━━━━━ Dataset records ━━━━━

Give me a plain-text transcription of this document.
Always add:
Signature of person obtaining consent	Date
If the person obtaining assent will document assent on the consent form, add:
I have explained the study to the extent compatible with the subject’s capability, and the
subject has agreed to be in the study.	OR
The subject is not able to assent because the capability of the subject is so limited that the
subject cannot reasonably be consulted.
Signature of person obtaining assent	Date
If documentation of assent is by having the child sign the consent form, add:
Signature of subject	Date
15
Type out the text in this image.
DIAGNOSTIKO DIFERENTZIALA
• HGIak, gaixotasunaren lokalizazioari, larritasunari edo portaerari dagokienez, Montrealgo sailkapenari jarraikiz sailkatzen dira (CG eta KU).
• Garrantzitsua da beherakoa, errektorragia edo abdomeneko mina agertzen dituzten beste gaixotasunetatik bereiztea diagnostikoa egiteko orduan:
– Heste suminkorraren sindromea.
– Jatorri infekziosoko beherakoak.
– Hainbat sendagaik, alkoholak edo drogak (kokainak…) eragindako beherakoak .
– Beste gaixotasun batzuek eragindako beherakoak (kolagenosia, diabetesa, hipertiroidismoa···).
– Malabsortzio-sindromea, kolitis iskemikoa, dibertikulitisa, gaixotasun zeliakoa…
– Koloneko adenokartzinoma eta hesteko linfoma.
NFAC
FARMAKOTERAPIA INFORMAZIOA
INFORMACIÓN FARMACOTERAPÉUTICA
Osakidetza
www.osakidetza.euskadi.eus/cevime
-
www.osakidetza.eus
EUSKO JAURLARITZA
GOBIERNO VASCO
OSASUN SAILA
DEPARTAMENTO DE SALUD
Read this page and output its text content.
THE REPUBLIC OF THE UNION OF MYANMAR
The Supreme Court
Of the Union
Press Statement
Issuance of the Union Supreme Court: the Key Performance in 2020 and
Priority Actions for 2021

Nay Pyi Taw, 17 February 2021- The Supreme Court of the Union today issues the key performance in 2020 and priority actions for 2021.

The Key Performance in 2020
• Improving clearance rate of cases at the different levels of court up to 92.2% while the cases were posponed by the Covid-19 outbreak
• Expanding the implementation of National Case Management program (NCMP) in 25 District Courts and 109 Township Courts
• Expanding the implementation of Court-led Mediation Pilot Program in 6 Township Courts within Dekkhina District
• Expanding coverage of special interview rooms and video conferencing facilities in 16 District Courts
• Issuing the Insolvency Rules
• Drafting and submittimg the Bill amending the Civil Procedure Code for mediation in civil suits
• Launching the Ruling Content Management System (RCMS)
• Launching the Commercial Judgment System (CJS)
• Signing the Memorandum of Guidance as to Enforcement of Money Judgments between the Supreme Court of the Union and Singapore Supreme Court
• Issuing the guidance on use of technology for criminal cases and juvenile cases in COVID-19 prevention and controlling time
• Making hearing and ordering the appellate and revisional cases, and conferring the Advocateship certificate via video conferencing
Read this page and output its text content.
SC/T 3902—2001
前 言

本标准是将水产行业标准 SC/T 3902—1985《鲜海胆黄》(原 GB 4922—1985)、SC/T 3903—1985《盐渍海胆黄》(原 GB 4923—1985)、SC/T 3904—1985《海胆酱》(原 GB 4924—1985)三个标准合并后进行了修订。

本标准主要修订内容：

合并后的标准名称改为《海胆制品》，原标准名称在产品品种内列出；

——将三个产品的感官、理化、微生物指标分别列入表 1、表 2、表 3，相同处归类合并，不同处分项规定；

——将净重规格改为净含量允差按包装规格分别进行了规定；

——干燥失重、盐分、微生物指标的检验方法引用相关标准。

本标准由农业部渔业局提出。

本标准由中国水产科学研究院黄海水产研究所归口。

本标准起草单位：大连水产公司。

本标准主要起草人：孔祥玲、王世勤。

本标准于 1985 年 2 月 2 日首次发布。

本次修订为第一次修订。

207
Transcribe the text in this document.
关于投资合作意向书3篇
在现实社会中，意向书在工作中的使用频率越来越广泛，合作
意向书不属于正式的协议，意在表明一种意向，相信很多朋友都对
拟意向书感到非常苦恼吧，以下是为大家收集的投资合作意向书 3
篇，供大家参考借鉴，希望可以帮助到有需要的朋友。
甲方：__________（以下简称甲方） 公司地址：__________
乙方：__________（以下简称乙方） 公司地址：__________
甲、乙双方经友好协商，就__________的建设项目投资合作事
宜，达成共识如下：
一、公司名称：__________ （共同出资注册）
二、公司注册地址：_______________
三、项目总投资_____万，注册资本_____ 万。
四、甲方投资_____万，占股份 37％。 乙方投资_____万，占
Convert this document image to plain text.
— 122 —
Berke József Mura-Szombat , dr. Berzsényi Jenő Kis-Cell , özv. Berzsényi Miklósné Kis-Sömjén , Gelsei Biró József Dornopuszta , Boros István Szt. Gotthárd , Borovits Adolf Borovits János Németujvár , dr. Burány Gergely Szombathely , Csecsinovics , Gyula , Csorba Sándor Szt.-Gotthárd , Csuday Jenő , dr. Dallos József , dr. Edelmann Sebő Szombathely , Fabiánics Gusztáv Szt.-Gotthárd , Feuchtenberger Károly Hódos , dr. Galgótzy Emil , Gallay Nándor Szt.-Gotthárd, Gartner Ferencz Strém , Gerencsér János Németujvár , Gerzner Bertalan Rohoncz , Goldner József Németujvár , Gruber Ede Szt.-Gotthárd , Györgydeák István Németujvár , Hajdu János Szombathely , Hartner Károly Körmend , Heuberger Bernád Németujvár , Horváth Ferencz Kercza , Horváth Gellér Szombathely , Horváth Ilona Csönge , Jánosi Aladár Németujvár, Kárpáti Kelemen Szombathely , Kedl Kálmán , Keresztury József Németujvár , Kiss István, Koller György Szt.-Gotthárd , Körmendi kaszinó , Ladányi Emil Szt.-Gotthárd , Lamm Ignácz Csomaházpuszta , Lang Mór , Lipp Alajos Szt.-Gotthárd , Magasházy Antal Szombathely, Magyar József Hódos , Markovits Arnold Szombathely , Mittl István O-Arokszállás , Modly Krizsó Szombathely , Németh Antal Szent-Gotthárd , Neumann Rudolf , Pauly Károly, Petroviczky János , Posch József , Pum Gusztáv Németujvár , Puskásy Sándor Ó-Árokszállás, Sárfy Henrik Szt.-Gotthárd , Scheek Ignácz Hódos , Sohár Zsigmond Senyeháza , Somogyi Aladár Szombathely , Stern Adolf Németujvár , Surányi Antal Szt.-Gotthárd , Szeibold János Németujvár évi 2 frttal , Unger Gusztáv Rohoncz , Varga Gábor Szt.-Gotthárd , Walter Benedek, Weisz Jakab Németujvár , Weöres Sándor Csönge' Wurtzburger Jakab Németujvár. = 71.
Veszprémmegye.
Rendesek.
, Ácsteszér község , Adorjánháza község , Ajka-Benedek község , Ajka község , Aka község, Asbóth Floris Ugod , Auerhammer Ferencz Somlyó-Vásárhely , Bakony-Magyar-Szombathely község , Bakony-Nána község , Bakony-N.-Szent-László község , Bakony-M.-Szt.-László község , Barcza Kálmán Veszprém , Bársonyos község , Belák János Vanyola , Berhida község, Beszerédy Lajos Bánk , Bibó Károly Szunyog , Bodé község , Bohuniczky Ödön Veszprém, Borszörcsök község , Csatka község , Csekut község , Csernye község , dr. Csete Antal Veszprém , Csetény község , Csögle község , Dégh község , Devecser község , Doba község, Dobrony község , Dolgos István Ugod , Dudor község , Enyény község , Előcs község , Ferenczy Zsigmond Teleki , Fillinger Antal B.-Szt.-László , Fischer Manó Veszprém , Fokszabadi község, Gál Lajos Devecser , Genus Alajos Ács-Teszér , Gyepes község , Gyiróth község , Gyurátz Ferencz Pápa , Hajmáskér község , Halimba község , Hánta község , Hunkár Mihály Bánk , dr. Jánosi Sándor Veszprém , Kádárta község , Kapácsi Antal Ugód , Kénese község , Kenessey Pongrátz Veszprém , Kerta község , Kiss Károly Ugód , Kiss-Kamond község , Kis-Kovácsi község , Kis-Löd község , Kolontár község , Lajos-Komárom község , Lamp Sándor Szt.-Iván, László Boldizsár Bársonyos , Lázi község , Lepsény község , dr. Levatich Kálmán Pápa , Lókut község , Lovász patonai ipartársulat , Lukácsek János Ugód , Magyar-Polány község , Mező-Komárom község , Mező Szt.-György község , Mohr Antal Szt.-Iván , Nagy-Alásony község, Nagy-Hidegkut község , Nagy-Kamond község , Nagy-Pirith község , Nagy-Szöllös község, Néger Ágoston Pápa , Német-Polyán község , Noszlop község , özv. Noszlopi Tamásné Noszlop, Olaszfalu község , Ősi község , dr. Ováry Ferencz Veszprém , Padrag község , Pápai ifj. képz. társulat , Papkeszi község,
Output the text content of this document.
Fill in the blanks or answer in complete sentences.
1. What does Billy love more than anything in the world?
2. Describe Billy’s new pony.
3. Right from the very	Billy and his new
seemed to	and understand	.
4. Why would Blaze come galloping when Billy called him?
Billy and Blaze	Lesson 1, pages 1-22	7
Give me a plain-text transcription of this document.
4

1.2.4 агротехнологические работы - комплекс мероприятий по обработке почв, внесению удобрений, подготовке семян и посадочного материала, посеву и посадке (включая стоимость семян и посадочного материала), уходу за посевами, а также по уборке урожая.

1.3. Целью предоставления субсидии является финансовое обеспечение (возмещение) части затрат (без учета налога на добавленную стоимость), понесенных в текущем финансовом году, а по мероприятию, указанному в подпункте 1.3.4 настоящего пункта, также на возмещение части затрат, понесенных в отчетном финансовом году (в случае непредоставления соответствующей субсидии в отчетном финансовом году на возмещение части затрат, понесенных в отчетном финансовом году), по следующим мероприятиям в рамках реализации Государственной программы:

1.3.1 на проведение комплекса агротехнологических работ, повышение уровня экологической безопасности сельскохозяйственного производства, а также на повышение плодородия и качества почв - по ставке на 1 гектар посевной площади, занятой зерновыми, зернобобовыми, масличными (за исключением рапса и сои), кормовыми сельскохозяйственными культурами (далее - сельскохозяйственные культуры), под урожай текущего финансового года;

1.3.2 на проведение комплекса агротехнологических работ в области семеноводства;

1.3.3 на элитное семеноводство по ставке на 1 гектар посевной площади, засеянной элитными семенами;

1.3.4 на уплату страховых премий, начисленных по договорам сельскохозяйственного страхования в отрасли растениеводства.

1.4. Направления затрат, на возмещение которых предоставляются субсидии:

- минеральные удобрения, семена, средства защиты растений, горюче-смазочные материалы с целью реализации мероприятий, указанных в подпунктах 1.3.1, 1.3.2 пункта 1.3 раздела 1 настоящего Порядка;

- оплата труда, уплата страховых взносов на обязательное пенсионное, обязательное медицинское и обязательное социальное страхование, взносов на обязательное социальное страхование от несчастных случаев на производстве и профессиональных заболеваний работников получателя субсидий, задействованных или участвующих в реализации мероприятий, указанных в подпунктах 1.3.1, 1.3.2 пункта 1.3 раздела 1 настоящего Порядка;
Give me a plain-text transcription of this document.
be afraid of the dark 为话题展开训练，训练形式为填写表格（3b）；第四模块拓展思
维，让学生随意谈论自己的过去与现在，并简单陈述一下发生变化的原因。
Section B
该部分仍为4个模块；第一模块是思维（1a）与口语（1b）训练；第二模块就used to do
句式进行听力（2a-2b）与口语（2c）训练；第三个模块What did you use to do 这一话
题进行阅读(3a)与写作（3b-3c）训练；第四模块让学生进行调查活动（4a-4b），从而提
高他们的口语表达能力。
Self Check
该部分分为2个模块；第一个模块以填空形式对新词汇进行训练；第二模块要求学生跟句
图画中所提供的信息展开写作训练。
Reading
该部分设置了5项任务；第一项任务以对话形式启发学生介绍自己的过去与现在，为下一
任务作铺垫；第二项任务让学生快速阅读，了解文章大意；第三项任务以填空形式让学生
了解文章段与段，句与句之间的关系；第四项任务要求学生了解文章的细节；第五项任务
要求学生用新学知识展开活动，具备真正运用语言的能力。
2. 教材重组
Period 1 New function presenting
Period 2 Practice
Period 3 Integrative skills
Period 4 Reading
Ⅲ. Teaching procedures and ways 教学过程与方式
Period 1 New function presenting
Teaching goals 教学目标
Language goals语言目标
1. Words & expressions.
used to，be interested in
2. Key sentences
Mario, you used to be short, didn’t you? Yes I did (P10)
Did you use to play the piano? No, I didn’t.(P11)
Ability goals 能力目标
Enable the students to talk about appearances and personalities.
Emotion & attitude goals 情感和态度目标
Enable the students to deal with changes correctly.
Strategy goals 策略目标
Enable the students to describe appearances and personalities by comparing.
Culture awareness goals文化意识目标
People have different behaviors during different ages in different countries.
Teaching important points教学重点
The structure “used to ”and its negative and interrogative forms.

━━━━━

Task to complete → Lines of the material that contain the word "conferencing" are to be gathered.

Correct response →
• Expanding coverage of special interview rooms and video conferencing facilities in 16 District Courts
• Making hearing and ordering the appellate and revisional cases, and conferring the Advocateship certificate via video conferencing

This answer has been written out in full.